-- Start Document passage --
So I have been "faded" for approximately 2.5 years. My parents know I haven't attended a meeting in quite some time, but don't know that I have been dating a guy for about eight months. We really love each other and his family is super sweet. I think we may get married to each other someday (we've already talked about it.) However, my parents know nothing about him and his family naturally would like to meet mine. Is there any way I can introduce them? How would they react to me having a "wordly" boyfriend even if I assert that we don't spend any time alone and we're not sleeping together. I feel like I'm slowly forgetting the JW doctrine being out for a while. My dad's an elder. I know they would like his family if they just got over the fact that they're not JWs. HELP!
My Boyfriend's Family Wants to Meet Mine (My Parent's are JWs) Help!
A successful fade of 2.5 years? Don't do it if you want that to continue successfully.
His parents may think that is odd. Of course they want to see/meet your family. They'd like to be assured that you're from "good stock". Don't do it. They just cannot understand what it is you have to hide. They think their son (your boyfriend) is a great guy (and so do you evidently), so they will never understand why you have to "hide" him from your parents. But if you don't, you're going to lose everything you've work towards for 2+ years.
For example, with 2.5 years invested, his parents surely assume you and he are having a "relationship". They no doubt, can accept that. It's normal for a young guy and gal talking about marriage. But NOT your parents. If your elder Dad gets word of this, you're not having a "relationship" -- you are fornicating. OMG! There goes the fade. There goes your freedom to have association with your parents, etc.
Simply said: Don't do it!
I think it's time to have a nice, serious and heart to heart conversation with your parents. I imagine that you are an adult, which means that one of the main points of conversation is that as an adult you are now in charge of your own decisions.
Easier said than done, though. Even in the messed up family I grew up in, I found it difficult to make that point to my parents. There's always fear to hurt them, but that also means that we are communicating that we are going to be responsible for everything in our lives, something not easy to do when you create some dependence by means of the WT.
However, the best way is to be honest, for them to hear things about you directly from you, and for them to start understanding that you are now an adult with your own ideas and decisions of what/who you want in your life. All that should come from you if you want the best outcome (IMO).
Does your boyfriend's family understand your parents are in a cult?
I don’t know your age or the circumstances but I am curious as to why your boyfriend’s parents want or need to meet your parents when you aren’t even engaged. I could understand your boyfriend wanting to meet your parents himself, but I’m not sure why his parents need to meet yours at this time. especially since their son hasn’t even met your parents yet.
-- End Document passage --
→ **Work to complete**
A – For the forum thread about meeting a boyfriend's family, say whether each statement agrees with it, answering yes or no and quoting the words that decide it: (i) the original poster has been dating the boyfriend for about eight months; (ii) the original poster's father is an elder; (iii) the boyfriend has already met the original poster's parents.
B – Resume the forum thread about meeting a boyfriend's family, picking up after its final post.
-- Start Data excerpts --
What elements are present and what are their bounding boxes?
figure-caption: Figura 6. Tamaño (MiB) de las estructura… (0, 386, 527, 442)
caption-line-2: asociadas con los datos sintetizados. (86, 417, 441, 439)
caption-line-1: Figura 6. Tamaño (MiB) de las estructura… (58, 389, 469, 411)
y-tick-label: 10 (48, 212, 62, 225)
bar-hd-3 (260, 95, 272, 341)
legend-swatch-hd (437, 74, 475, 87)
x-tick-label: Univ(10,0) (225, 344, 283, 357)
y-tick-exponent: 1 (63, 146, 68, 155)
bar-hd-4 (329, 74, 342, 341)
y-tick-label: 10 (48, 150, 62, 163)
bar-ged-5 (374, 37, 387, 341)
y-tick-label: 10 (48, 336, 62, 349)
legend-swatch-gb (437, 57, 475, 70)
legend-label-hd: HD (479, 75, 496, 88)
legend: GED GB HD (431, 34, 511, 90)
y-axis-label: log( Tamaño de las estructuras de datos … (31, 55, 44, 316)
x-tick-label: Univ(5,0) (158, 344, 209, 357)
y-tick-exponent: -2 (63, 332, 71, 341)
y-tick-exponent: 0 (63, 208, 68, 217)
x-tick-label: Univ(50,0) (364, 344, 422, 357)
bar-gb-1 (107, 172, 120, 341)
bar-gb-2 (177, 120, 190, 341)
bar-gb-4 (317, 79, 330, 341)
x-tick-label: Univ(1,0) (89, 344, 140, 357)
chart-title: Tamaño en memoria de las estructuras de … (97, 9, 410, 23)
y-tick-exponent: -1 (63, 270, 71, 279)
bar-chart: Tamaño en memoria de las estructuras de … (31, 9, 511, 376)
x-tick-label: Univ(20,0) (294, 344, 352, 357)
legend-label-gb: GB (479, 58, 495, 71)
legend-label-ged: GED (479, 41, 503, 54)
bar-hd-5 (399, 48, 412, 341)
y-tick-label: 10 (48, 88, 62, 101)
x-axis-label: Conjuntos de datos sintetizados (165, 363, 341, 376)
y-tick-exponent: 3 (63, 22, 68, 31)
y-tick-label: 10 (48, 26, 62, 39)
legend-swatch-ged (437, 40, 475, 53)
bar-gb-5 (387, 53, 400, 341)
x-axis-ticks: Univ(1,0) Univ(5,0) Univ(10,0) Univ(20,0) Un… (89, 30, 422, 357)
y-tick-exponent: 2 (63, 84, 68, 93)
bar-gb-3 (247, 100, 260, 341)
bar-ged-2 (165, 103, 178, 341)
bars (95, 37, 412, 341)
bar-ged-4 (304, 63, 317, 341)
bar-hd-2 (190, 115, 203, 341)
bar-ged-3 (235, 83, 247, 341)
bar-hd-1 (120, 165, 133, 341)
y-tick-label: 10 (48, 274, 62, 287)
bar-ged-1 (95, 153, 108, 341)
-- End Data excerpts --
→ **Answers to each task**
A –
(i) Yes: "I have been dating a guy for about eight months"
(ii) Yes: "My dad's an elder."
(iii) No: "especially since their son hasn’t even met your parents yet"

B –
You could tell your boyfriend’s family that you’ll introduce your parents to them sometime in the future when your relationship has progressed to that point or you could simply explain the situation to them and tell them that your parents are lovely people but they are involved in a very strict religious organization that prohibits dating outside the religion and it would complicate things for you right now if you were to meet them at this point.
Perhaps you could show them a few photos of your family and your self with them so they get the idea and perhaps that will be enough for them for now .
A Very Bad Idea! You can try to explain to him and his parents why your parents shouldn’t meet them. Easier said than done! I surely do hope they will understand why.
Sad to say, but it's certain that you're not going to come out of this unscathed.
Sooner or later, your parents will find out about your "worldly" boyfriend. You can then expect an ultimatum from them - it's either "God's organization," or the boyfriend. And of course, the threat that you will be cutting yourself off from them by your choice. Get ready.
If your dad is an elder, he will lose his position if it becomes known that he has "blessed" his daughter's relationship with a "worldly" guy, even if that daughter is (a) inactive and (b) not living at home.
That fact will most certainly influence his reaction. Plan accordingly.
At some point in your life you'll have to come clean. This is the problem with fading. Are you really going to be able to play JW games forever? It's not a matter of if, but when you start showing the real you. That doesn't mean the time is now, but you can't hide forever.
I'd just tell the truth to his family. All the stuff about cults and so forth, and how this isn't possible. That's just me though. It won't go well if you tell your folks, but you know that so you came here hoping for a miracle.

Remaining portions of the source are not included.